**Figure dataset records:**
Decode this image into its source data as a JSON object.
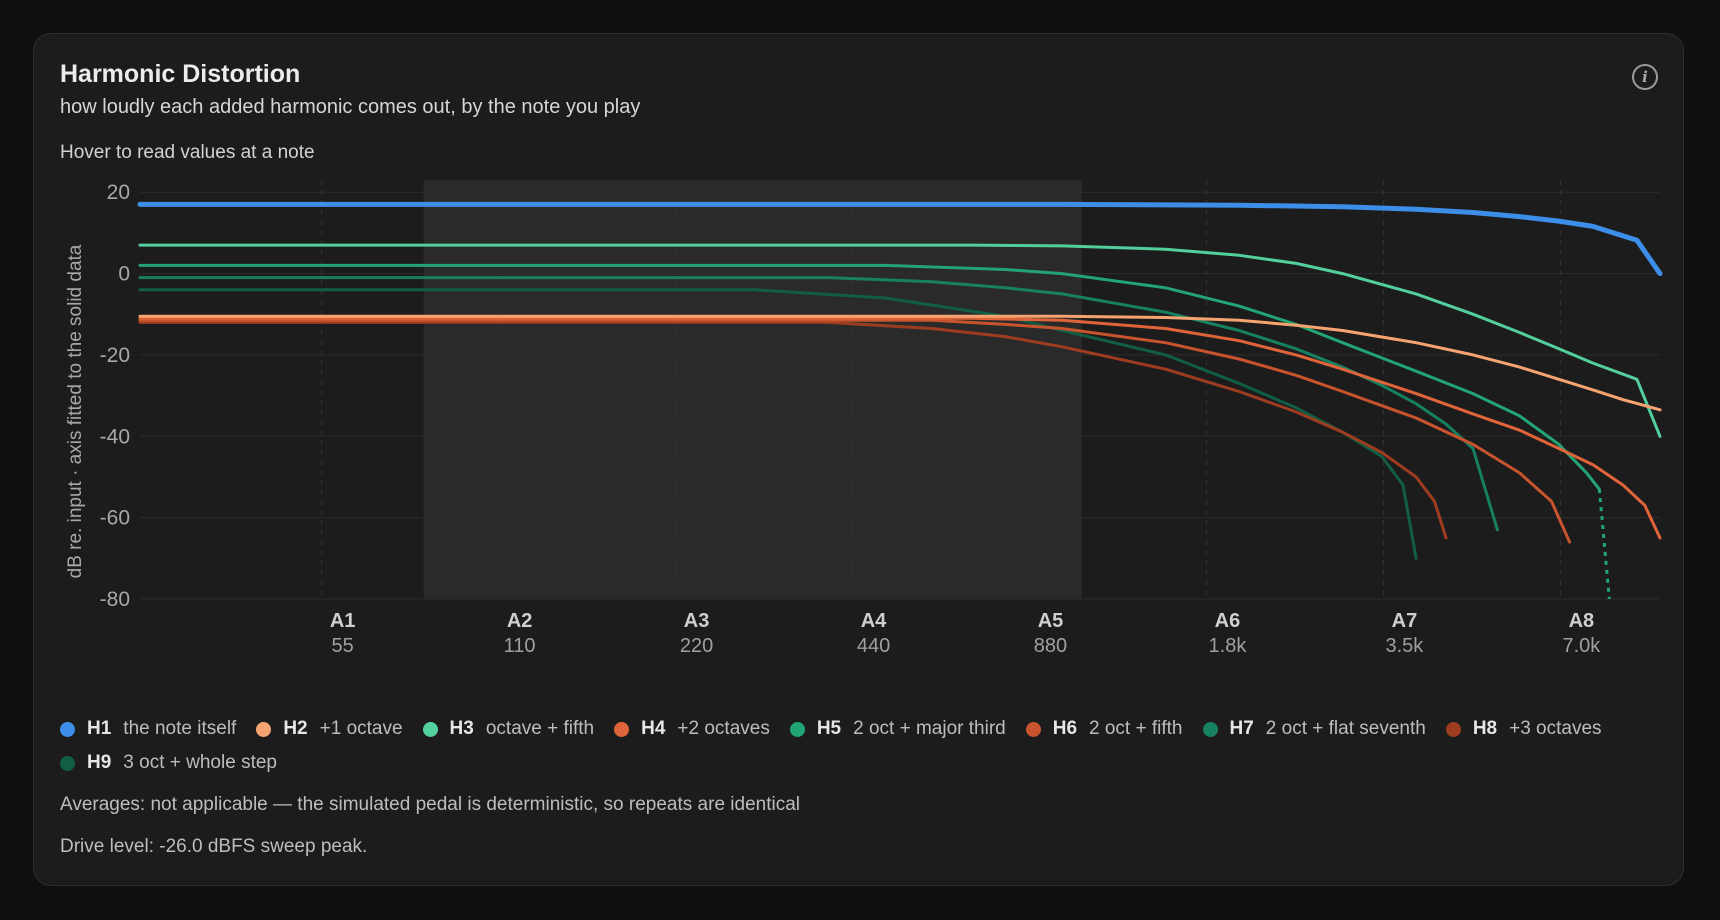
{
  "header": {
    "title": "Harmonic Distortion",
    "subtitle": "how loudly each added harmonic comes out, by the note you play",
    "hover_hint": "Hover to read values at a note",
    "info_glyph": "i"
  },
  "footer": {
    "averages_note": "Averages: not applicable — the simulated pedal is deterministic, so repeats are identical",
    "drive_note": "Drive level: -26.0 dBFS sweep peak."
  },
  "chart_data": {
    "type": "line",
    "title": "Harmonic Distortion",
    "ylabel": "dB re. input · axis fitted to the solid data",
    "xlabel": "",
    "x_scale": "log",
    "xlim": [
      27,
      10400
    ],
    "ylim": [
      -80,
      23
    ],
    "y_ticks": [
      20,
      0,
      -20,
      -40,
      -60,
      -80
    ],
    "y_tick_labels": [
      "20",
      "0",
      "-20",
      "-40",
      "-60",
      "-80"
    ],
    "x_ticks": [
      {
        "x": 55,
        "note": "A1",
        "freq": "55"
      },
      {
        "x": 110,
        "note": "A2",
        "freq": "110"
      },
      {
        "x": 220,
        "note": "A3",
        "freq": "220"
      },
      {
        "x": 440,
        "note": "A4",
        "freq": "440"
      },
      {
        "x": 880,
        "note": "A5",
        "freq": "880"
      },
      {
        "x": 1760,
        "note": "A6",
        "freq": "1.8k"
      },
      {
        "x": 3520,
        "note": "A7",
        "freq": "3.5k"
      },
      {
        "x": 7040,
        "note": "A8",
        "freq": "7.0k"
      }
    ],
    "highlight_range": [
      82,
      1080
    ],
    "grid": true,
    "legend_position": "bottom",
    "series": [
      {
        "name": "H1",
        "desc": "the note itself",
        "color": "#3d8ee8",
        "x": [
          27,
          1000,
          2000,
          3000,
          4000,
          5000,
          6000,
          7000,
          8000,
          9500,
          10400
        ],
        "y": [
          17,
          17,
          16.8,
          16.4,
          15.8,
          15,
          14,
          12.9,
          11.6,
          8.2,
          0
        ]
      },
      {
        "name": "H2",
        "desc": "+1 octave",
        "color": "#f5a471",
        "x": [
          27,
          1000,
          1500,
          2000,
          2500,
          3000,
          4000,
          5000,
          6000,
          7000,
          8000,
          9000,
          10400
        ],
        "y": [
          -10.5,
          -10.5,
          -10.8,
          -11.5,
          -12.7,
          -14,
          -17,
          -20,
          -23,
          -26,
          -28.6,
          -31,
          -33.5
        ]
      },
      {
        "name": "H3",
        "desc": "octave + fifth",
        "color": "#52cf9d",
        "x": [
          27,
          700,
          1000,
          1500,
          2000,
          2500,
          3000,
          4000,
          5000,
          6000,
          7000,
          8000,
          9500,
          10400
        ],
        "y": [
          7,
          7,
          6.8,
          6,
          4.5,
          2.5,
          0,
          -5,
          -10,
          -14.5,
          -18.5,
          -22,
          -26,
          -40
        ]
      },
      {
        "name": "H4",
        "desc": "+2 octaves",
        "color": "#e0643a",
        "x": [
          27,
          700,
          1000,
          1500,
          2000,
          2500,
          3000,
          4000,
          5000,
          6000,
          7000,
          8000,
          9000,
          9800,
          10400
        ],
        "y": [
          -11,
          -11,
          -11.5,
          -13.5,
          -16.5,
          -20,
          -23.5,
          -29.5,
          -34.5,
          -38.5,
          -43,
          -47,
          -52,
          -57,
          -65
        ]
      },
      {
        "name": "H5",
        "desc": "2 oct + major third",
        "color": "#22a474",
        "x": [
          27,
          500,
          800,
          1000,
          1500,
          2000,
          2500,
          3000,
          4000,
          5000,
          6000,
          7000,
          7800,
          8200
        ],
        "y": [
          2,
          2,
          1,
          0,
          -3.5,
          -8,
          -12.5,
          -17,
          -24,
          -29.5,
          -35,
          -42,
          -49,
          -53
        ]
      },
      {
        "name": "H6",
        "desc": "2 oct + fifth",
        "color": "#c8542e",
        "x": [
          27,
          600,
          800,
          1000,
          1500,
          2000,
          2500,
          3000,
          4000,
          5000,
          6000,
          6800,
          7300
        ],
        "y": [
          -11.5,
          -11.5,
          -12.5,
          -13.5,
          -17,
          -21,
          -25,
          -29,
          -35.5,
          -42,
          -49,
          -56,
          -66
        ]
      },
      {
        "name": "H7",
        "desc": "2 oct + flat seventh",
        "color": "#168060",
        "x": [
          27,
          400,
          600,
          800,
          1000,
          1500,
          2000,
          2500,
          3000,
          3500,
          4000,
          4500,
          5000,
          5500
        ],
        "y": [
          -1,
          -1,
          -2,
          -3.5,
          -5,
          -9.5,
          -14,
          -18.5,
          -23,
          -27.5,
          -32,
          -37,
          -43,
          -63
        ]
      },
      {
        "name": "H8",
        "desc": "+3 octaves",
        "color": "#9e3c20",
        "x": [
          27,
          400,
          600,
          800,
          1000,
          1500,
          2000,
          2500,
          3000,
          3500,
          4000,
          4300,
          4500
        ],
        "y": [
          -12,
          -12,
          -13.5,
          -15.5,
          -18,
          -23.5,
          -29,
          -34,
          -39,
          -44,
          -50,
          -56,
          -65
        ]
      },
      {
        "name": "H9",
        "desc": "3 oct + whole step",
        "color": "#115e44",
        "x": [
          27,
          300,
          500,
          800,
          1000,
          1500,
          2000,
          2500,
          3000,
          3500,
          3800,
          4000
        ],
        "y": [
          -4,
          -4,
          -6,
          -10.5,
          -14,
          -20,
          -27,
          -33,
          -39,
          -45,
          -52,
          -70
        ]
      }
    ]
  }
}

* * *

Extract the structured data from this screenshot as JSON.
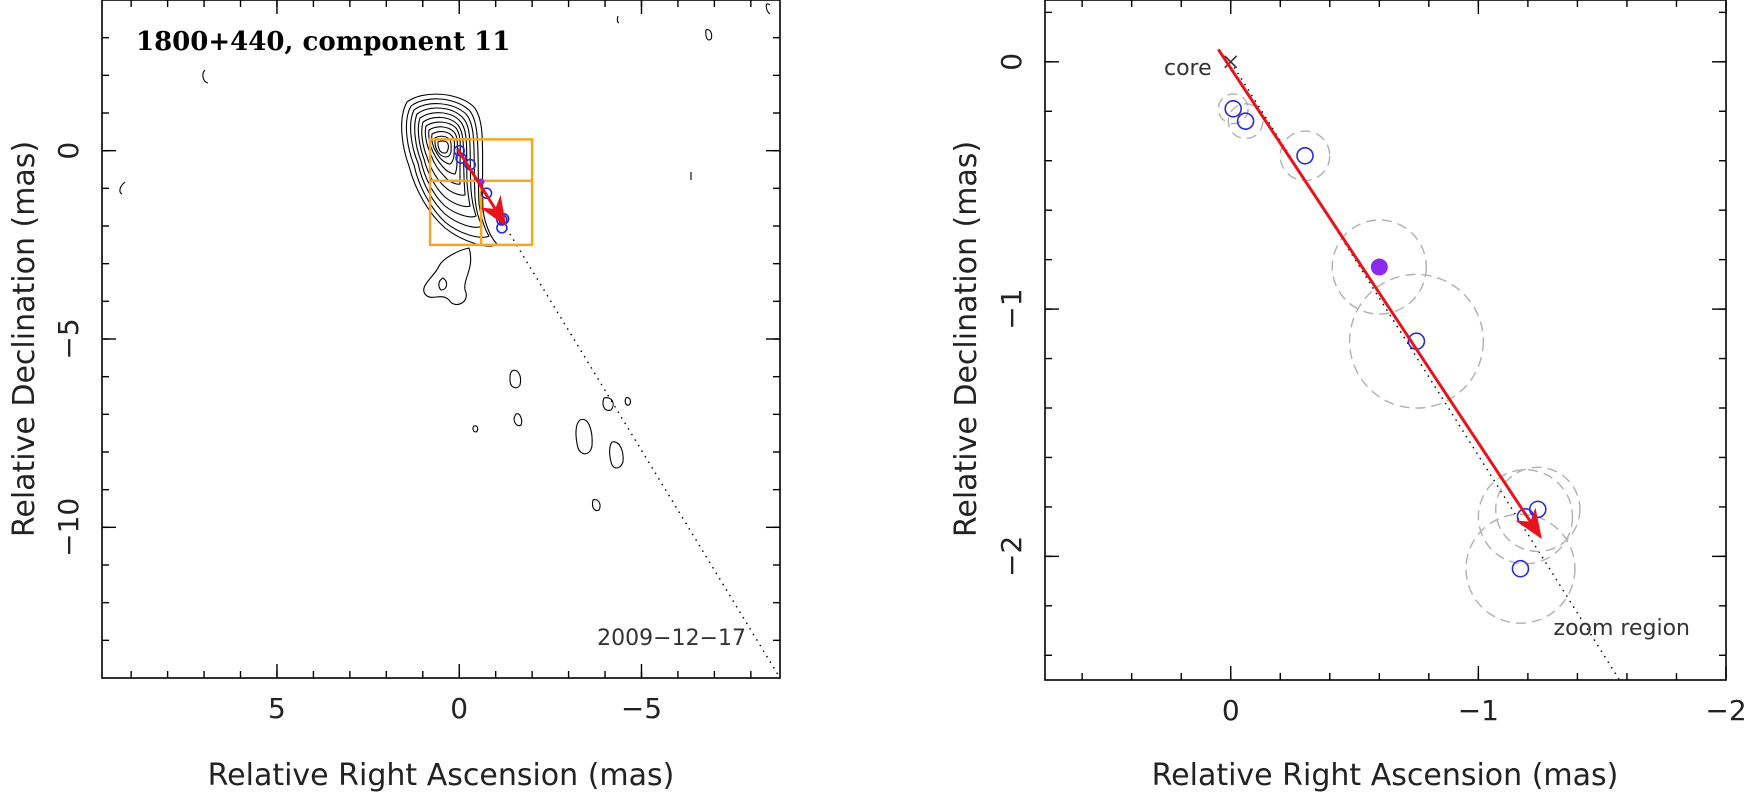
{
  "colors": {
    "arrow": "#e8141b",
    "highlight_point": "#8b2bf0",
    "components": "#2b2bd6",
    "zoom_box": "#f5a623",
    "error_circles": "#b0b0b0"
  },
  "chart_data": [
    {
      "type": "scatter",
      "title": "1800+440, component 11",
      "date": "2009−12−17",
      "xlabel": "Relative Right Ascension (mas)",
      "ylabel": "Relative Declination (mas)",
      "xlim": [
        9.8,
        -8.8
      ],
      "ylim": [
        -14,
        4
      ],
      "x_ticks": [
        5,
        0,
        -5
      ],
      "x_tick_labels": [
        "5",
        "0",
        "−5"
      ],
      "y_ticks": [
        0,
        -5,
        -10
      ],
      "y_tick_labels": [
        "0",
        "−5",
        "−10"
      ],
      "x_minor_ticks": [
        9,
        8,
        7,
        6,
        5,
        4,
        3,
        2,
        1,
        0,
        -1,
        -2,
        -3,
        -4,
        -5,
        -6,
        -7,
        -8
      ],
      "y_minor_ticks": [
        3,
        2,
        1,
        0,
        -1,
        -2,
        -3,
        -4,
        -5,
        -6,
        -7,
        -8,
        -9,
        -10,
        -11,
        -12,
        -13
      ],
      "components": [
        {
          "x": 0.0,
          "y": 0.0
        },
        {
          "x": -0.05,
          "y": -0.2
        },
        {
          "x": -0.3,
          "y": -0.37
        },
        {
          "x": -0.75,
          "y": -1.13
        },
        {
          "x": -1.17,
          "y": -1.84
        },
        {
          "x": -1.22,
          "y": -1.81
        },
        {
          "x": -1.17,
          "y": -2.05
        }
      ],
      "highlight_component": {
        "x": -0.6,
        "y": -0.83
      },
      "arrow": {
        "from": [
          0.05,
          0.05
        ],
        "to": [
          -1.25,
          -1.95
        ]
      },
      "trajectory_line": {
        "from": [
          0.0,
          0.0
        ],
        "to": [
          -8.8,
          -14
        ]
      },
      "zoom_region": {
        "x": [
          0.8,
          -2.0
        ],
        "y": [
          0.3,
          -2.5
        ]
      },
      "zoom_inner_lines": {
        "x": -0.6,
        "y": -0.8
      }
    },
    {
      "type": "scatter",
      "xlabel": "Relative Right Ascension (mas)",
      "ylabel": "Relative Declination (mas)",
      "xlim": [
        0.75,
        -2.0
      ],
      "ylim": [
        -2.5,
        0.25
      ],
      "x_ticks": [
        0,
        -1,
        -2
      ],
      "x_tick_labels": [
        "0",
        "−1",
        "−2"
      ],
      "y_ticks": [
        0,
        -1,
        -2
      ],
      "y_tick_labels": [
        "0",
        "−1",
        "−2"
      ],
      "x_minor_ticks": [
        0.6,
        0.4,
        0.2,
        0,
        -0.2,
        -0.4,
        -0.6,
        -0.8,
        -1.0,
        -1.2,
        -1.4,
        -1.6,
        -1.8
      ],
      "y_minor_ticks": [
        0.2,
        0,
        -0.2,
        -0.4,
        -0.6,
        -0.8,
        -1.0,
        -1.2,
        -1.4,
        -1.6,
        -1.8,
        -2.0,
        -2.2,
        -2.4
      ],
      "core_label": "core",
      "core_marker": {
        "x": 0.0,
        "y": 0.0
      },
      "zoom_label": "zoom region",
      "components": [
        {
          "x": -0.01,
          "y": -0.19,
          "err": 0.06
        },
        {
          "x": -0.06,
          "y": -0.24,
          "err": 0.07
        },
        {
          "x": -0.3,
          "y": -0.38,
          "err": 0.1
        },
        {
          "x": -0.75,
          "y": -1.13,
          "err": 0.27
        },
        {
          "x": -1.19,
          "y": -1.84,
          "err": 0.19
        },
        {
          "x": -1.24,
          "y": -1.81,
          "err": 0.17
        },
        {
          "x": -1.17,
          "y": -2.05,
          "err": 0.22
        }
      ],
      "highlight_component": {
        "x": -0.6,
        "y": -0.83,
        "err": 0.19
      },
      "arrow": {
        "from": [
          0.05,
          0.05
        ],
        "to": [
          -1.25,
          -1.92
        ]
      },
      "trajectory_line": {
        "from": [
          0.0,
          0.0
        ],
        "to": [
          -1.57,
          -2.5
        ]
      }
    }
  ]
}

...

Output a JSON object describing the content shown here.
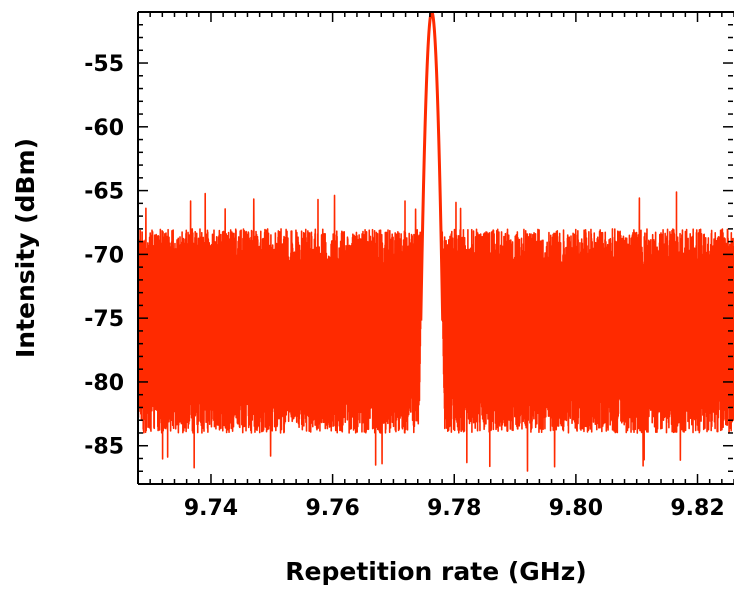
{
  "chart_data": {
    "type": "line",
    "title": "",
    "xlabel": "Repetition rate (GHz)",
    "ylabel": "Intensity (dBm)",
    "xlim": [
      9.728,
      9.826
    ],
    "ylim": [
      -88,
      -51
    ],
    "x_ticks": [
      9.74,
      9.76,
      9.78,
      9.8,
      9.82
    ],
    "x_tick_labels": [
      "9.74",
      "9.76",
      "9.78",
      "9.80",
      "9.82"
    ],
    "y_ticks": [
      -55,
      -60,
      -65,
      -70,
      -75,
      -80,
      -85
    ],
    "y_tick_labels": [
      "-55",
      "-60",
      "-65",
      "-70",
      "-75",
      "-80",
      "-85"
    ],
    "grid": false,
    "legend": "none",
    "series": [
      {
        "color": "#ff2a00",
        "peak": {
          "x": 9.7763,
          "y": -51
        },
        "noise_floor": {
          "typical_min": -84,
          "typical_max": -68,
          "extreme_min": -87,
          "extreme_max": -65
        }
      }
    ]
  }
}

**Do this:** Count the lines in the records above that contain the word "xlabel", and give only the number.

**Reply to the task:** 4